INSTRUCTION: Quote every entry word for word.

GIVEN DATA:
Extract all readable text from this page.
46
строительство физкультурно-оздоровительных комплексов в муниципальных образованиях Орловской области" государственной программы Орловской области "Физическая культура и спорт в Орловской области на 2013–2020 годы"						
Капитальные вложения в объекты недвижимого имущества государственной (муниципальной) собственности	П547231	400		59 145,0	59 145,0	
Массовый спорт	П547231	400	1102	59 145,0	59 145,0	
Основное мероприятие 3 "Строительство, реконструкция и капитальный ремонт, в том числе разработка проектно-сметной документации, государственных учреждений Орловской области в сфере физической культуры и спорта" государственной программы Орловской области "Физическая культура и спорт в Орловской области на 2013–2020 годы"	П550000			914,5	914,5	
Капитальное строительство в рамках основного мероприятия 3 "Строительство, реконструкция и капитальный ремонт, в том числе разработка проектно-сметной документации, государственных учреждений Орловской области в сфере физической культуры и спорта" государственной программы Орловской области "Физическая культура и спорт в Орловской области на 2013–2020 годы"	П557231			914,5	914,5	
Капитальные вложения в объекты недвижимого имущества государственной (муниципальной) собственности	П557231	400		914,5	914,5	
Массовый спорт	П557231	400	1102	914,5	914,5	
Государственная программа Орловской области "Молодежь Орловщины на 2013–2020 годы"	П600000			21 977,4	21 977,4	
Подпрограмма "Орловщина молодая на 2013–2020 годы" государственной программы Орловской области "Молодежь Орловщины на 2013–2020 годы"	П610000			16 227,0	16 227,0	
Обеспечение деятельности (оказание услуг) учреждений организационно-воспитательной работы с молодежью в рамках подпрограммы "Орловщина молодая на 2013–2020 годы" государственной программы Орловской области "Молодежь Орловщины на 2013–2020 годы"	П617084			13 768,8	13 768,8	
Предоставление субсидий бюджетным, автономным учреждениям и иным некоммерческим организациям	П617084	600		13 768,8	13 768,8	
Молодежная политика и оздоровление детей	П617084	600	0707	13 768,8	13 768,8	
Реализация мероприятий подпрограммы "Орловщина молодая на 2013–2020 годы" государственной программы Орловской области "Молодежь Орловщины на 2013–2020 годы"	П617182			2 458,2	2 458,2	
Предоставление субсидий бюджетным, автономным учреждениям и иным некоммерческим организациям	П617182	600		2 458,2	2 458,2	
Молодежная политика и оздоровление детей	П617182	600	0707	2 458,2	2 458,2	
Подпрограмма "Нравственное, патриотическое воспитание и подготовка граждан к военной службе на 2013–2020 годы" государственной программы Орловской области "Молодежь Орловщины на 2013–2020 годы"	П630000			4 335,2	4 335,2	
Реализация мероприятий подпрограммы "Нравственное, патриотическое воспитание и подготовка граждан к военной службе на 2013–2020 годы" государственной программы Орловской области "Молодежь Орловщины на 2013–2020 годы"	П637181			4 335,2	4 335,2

RESPONSE TO THE TASK:
Extract all readable text from this page.
46
строительство физкультурно-оздоровительных комплексов в муниципальных образованиях Орловской области" государственной программы Орловской области "Физическая культура и спорт в Орловской области на 2013–2020 годы"						
Капитальные вложения в объекты недвижимого имущества государственной (муниципальной) собственности	П547231	400		59 145,0	59 145,0	
Массовый спорт	П547231	400	1102	59 145,0	59 145,0	
Основное мероприятие 3 "Строительство, реконструкция и капитальный ремонт, в том числе разработка проектно-сметной документации, государственных учреждений Орловской области в сфере физической культуры и спорта" государственной программы Орловской области "Физическая культура и спорт в Орловской области на 2013–2020 годы"	П550000			914,5	914,5	
Капитальное строительство в рамках основного мероприятия 3 "Строительство, реконструкция и капитальный ремонт, в том числе разработка проектно-сметной документации, государственных учреждений Орловской области в сфере физической культуры и спорта" государственной программы Орловской области "Физическая культура и спорт в Орловской области на 2013–2020 годы"	П557231			914,5	914,5	
Капитальные вложения в объекты недвижимого имущества государственной (муниципальной) собственности	П557231	400		914,5	914,5	
Массовый спорт	П557231	400	1102	914,5	914,5	
Государственная программа Орловской области "Молодежь Орловщины на 2013–2020 годы"	П600000			21 977,4	21 977,4	
Подпрограмма "Орловщина молодая на 2013–2020 годы" государственной программы Орловской области "Молодежь Орловщины на 2013–2020 годы"	П610000			16 227,0	16 227,0	
Обеспечение деятельности (оказание услуг) учреждений организационно-воспитательной работы с молодежью в рамках подпрограммы "Орловщина молодая на 2013–2020 годы" государственной программы Орловской области "Молодежь Орловщины на 2013–2020 годы"	П617084			13 768,8	13 768,8	
Предоставление субсидий бюджетным, автономным учреждениям и иным некоммерческим организациям	П617084	600		13 768,8	13 768,8	
Молодежная политика и оздоровление детей	П617084	600	0707	13 768,8	13 768,8	
Реализация мероприятий подпрограммы "Орловщина молодая на 2013–2020 годы" государственной программы Орловской области "Молодежь Орловщины на 2013–2020 годы"	П617182			2 458,2	2 458,2	
Предоставление субсидий бюджетным, автономным учреждениям и иным некоммерческим организациям	П617182	600		2 458,2	2 458,2	
Молодежная политика и оздоровление детей	П617182	600	0707	2 458,2	2 458,2	
Подпрограмма "Нравственное, патриотическое воспитание и подготовка граждан к военной службе на 2013–2020 годы" государственной программы Орловской области "Молодежь Орловщины на 2013–2020 годы"	П630000			4 335,2	4 335,2	
Реализация мероприятий подпрограммы "Нравственное, патриотическое воспитание и подготовка граждан к военной службе на 2013–2020 годы" государственной программы Орловской области "Молодежь Орловщины на 2013–2020 годы"	П637181			4 335,2	4 335,2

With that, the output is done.